GOAL OF THE EXERCISE: In the listing below, locate the lines that hold the string "from". Copy those lines.

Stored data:
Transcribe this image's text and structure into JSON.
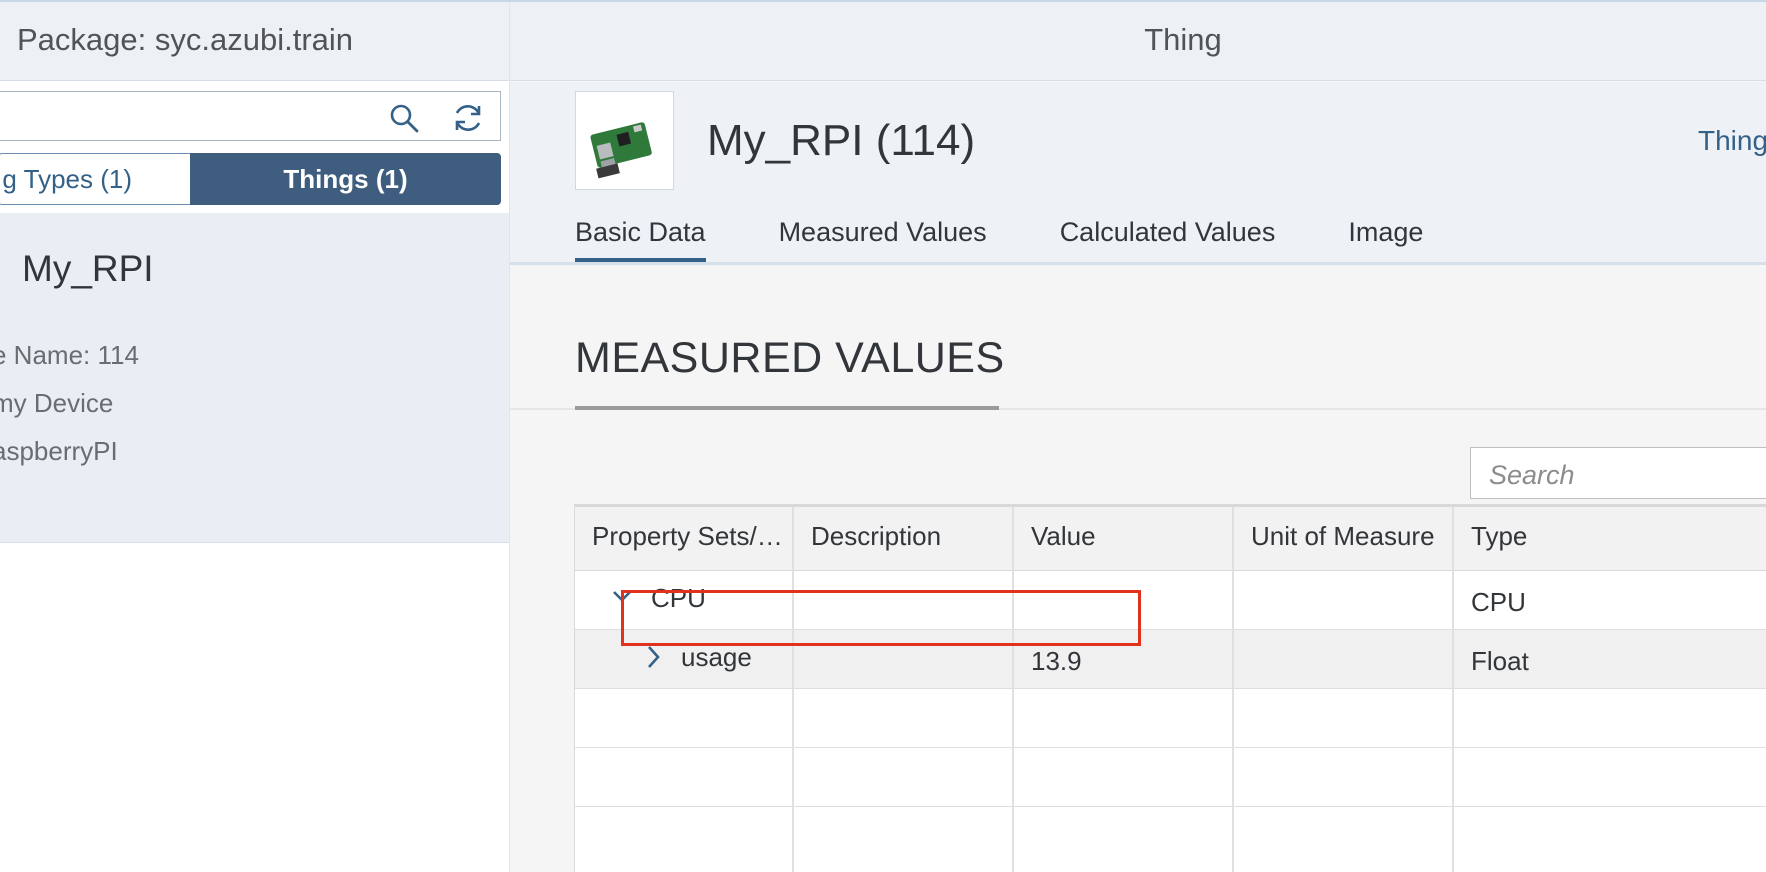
{
  "left_panel": {
    "package_title": "Package: syc.azubi.train",
    "segments": {
      "thing_types": "g Types (1)",
      "things": "Things (1)"
    },
    "selected_item": {
      "title": "My_RPI",
      "attributes": [
        "e Name: 114",
        "my Device",
        "aspberryPI"
      ]
    }
  },
  "right_panel": {
    "header_title": "Thing",
    "object": {
      "title": "My_RPI (114)",
      "link_text": "Thing"
    },
    "tabs": [
      "Basic Data",
      "Measured Values",
      "Calculated Values",
      "Image"
    ],
    "active_tab": "Basic Data",
    "section_title": "MEASURED VALUES",
    "search_placeholder": "Search",
    "table": {
      "columns": [
        "Property Sets/…",
        "Description",
        "Value",
        "Unit of Measure",
        "Type"
      ],
      "rows": [
        {
          "name": "CPU",
          "description": "",
          "value": "",
          "unit": "",
          "type": "CPU",
          "expanded": true
        },
        {
          "name": "usage",
          "description": "",
          "value": "13.9",
          "unit": "",
          "type": "Float",
          "expanded": false
        }
      ]
    }
  },
  "colors": {
    "accent": "#346187",
    "selected_segment": "#3f5e7f",
    "highlight": "#e0321c"
  }
}
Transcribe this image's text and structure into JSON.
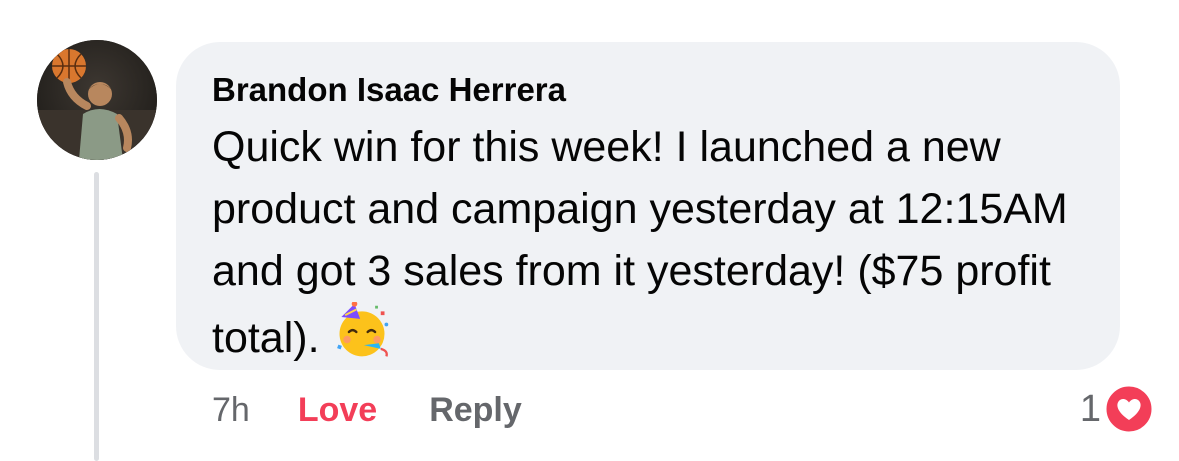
{
  "comment": {
    "author": "Brandon Isaac Herrera",
    "text": "Quick win for this week! I launched a new product and campaign yesterday at 12:15AM and got 3 sales from it yesterday! ($75 profit total).",
    "emoji_icon": "partying-face-icon",
    "timestamp": "7h",
    "actions": {
      "love_label": "Love",
      "reply_label": "Reply"
    },
    "reactions": {
      "count": "1",
      "icon": "love-heart-icon",
      "color": "#f33e58"
    }
  },
  "colors": {
    "bubble": "#f0f2f5",
    "secondary_text": "#65676b",
    "love": "#f33e58",
    "thread_line": "#dcdee2"
  }
}
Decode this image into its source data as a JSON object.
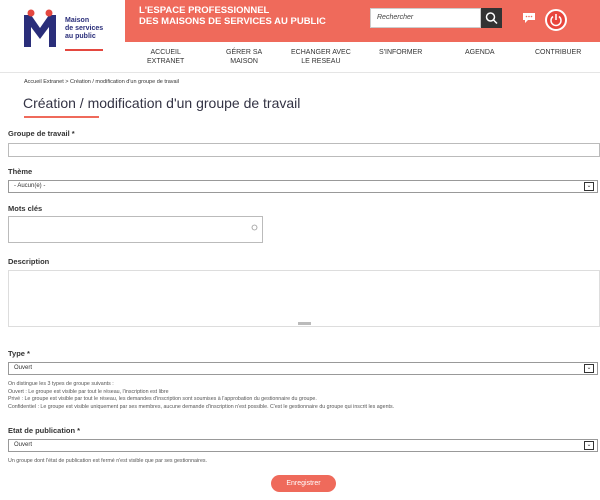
{
  "logo": {
    "lines": [
      "Maison",
      "de services",
      "au public"
    ]
  },
  "banner": {
    "title_line1": "L'ESPACE PROFESSIONNEL",
    "title_line2": "DES MAISONS DE SERVICES AU PUBLIC"
  },
  "search": {
    "placeholder": "Rechercher"
  },
  "nav": {
    "items": [
      {
        "line1": "ACCUEIL",
        "line2": "EXTRANET"
      },
      {
        "line1": "GÉRER SA",
        "line2": "MAISON"
      },
      {
        "line1": "ECHANGER AVEC",
        "line2": "LE RESEAU"
      },
      {
        "line1": "S'INFORMER",
        "line2": ""
      },
      {
        "line1": "AGENDA",
        "line2": ""
      },
      {
        "line1": "CONTRIBUER",
        "line2": ""
      }
    ]
  },
  "breadcrumb": {
    "home": "Accueil Extranet",
    "sep": " > ",
    "current": "Création / modification d'un groupe de travail"
  },
  "page": {
    "title": "Création / modification d'un groupe de travail"
  },
  "form": {
    "group_label": "Groupe de travail *",
    "group_value": "",
    "theme_label": "Thème",
    "theme_value": "- Aucun(e) -",
    "keywords_label": "Mots clés",
    "description_label": "Description",
    "type_label": "Type *",
    "type_value": "Ouvert",
    "type_help": [
      "On distingue les 3 types de groupe suivants :",
      "Ouvert : Le groupe est visible par tout le réseau, l'inscription est libre",
      "Privé : Le groupe est visible par tout le réseau, les demandes d'inscription sont soumises à l'approbation du gestionnaire du groupe.",
      "Confidentiel : Le groupe est visible uniquement par ses membres, aucune demande d'inscription n'est possible. C'est le gestionnaire du groupe qui inscrit les agents."
    ],
    "status_label": "Etat de publication *",
    "status_value": "Ouvert",
    "status_help": "Un groupe dont l'état de publication est fermé n'est visible que par ses gestionnaires.",
    "save_label": "Enregistrer"
  },
  "colors": {
    "accent": "#ef6a5b",
    "brand_blue": "#2a2e7a"
  }
}
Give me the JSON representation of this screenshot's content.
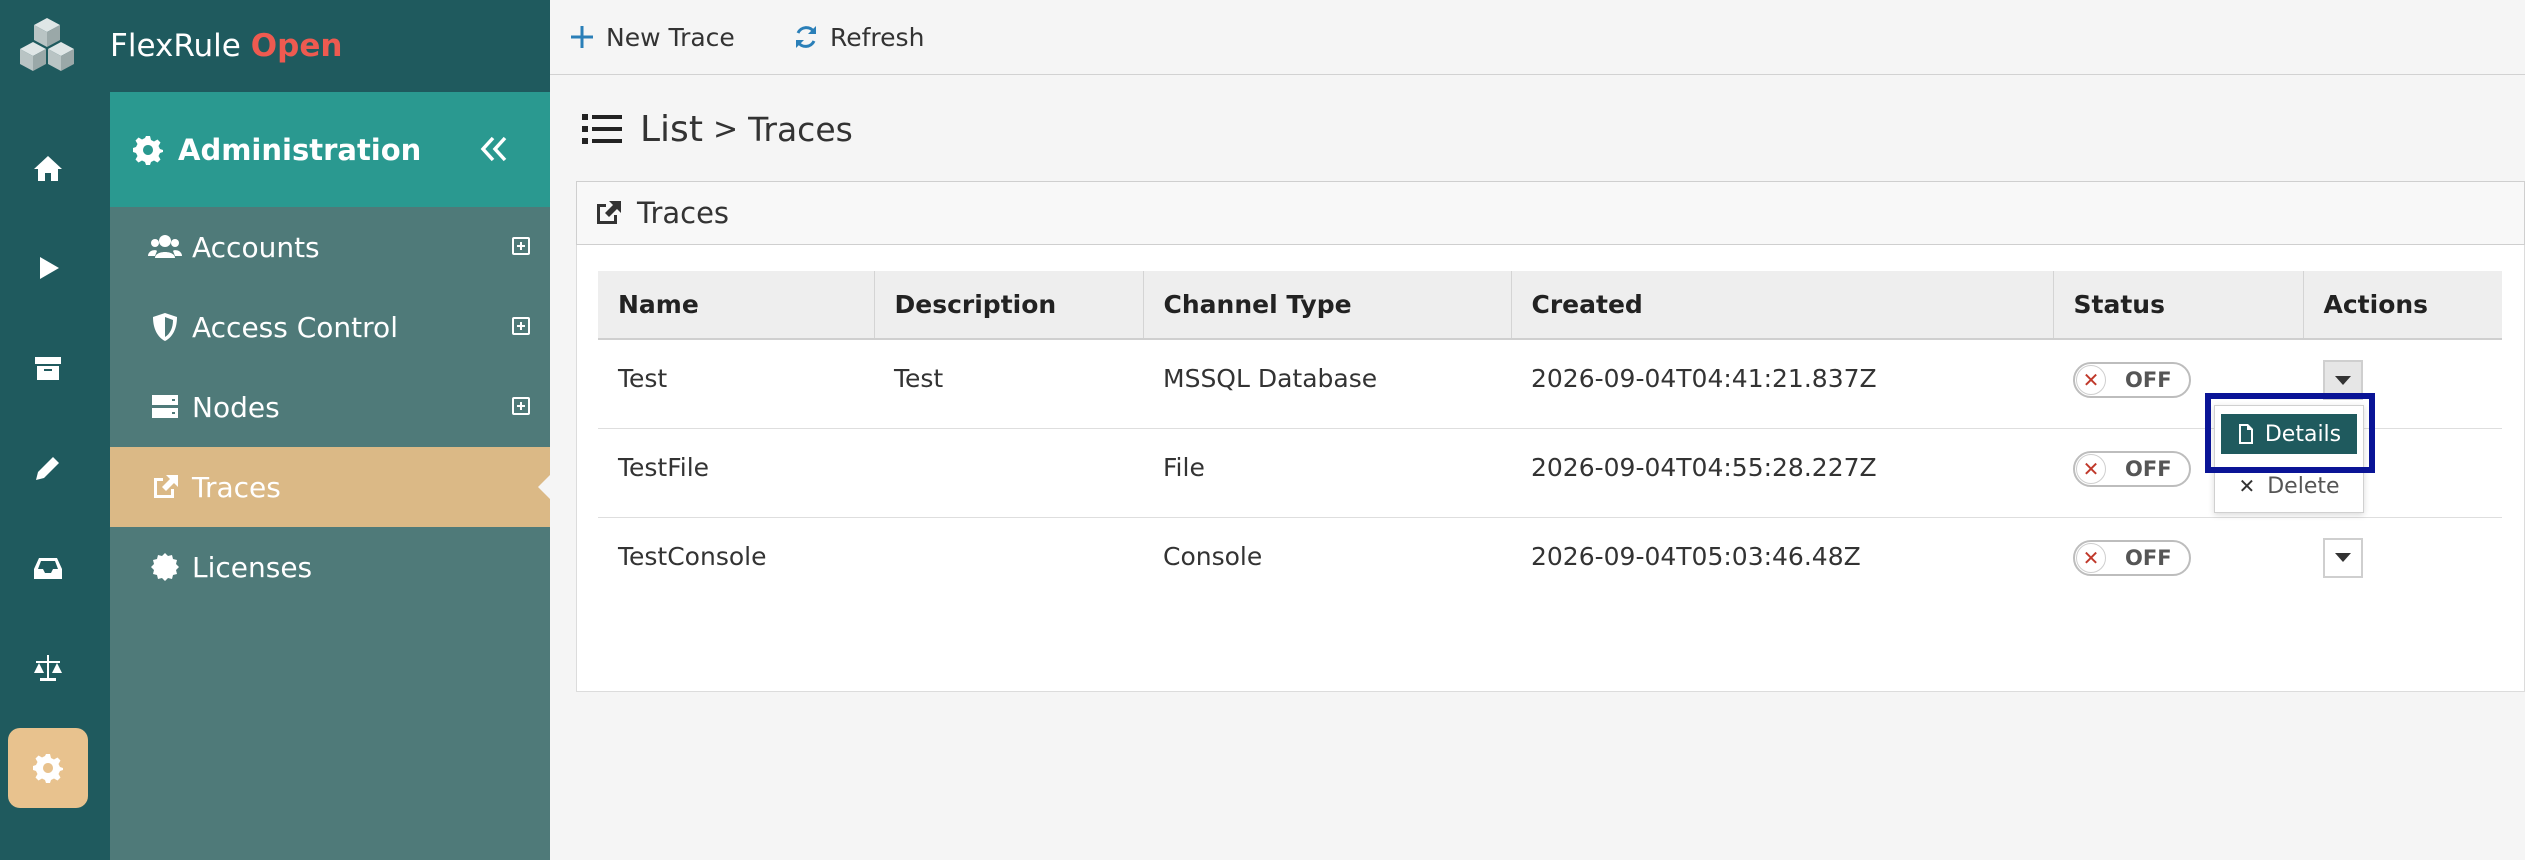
{
  "brand": {
    "name": "FlexRule",
    "accent": "Open",
    "accent_color": "#ee5a50"
  },
  "colors": {
    "rail": "#1f5a5e",
    "sidebar": "#4f7a79",
    "sidebar_header": "#2a9990",
    "active_item": "#dbb986",
    "highlight": "#0a1496"
  },
  "rail": {
    "items": [
      {
        "icon": "home-icon"
      },
      {
        "icon": "play-icon"
      },
      {
        "icon": "archive-icon"
      },
      {
        "icon": "pencil-icon"
      },
      {
        "icon": "inbox-icon"
      },
      {
        "icon": "scale-icon"
      },
      {
        "icon": "gear-icon",
        "active": true
      }
    ]
  },
  "sidebar": {
    "title": "Administration",
    "items": [
      {
        "label": "Accounts",
        "icon": "users-icon",
        "expandable": true
      },
      {
        "label": "Access Control",
        "icon": "shield-icon",
        "expandable": true
      },
      {
        "label": "Nodes",
        "icon": "server-icon",
        "expandable": true
      },
      {
        "label": "Traces",
        "icon": "external-link-icon",
        "active": true
      },
      {
        "label": "Licenses",
        "icon": "certificate-icon"
      }
    ]
  },
  "toolbar": {
    "new_trace": "New Trace",
    "refresh": "Refresh"
  },
  "page": {
    "title": "List",
    "separator": ">",
    "crumb": "Traces"
  },
  "panel": {
    "title": "Traces"
  },
  "table": {
    "columns": [
      "Name",
      "Description",
      "Channel Type",
      "Created",
      "Status",
      "Actions"
    ],
    "rows": [
      {
        "name": "Test",
        "description": "Test",
        "channel_type": "MSSQL Database",
        "created": "2026-09-04T04:41:21.837Z",
        "status": "OFF"
      },
      {
        "name": "TestFile",
        "description": "",
        "channel_type": "File",
        "created": "2026-09-04T04:55:28.227Z",
        "status": "OFF"
      },
      {
        "name": "TestConsole",
        "description": "",
        "channel_type": "Console",
        "created": "2026-09-04T05:03:46.48Z",
        "status": "OFF"
      }
    ]
  },
  "actions_menu": {
    "details": "Details",
    "delete": "Delete",
    "delete_glyph": "✕",
    "toggle_glyph": "✕"
  }
}
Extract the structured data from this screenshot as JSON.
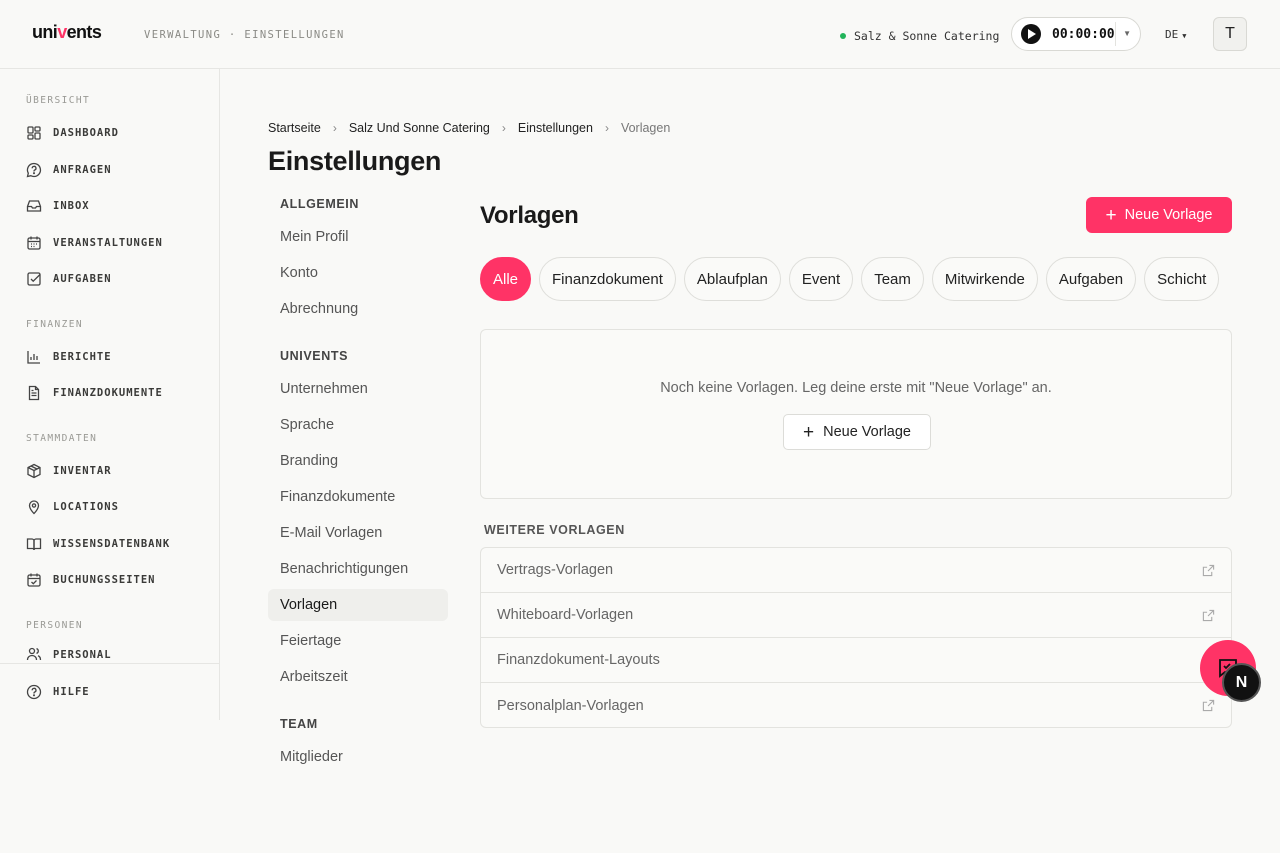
{
  "header": {
    "logo_prefix": "uni",
    "logo_accent": "v",
    "logo_suffix": "ents",
    "context": "VERWALTUNG · EINSTELLUNGEN",
    "company": "Salz & Sonne Catering",
    "timer": "00:00:00",
    "language": "DE",
    "user_initial": "T"
  },
  "sidebar": {
    "sections": {
      "overview": "ÜBERSICHT",
      "finance": "FINANZEN",
      "master": "STAMMDATEN",
      "people": "PERSONEN"
    },
    "items": {
      "dashboard": "DASHBOARD",
      "requests": "ANFRAGEN",
      "inbox": "INBOX",
      "events": "VERANSTALTUNGEN",
      "tasks": "AUFGABEN",
      "reports": "BERICHTE",
      "finance_docs": "FINANZDOKUMENTE",
      "inventory": "INVENTAR",
      "locations": "LOCATIONS",
      "knowledge": "WISSENSDATENBANK",
      "booking": "BUCHUNGSSEITEN",
      "staff": "PERSONAL"
    },
    "help": "HILFE"
  },
  "breadcrumb": [
    "Startseite",
    "Salz Und Sonne Catering",
    "Einstellungen",
    "Vorlagen"
  ],
  "page_title": "Einstellungen",
  "settings_nav": {
    "general": "ALLGEMEIN",
    "profile": "Mein Profil",
    "account": "Konto",
    "billing": "Abrechnung",
    "univents": "UNIVENTS",
    "company": "Unternehmen",
    "language": "Sprache",
    "branding": "Branding",
    "finance_docs": "Finanzdokumente",
    "email_templates": "E-Mail Vorlagen",
    "notifications": "Benachrichtigungen",
    "templates": "Vorlagen",
    "holidays": "Feiertage",
    "working_time": "Arbeitszeit",
    "team": "TEAM",
    "members": "Mitglieder"
  },
  "content": {
    "title": "Vorlagen",
    "new_button": "Neue Vorlage",
    "filters": [
      "Alle",
      "Finanzdokument",
      "Ablaufplan",
      "Event",
      "Team",
      "Mitwirkende",
      "Aufgaben",
      "Schicht"
    ],
    "empty_text": "Noch keine Vorlagen. Leg deine erste mit \"Neue Vorlage\" an.",
    "empty_button": "Neue Vorlage",
    "more_title": "WEITERE VORLAGEN",
    "more_items": [
      "Vertrags-Vorlagen",
      "Whiteboard-Vorlagen",
      "Finanzdokument-Layouts",
      "Personalplan-Vorlagen"
    ]
  },
  "badge_letter": "N",
  "colors": {
    "accent": "#ff3366",
    "status_online": "#22b45a"
  }
}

SOLUTION TO THE PROBLEM:
    "text": "Quick win for this week! I launched a new product and campaign yesterday at 12:15AM and got 3 sales from it yesterday! ($75 profit total).",
Extract the structured data from this screenshot as JSON.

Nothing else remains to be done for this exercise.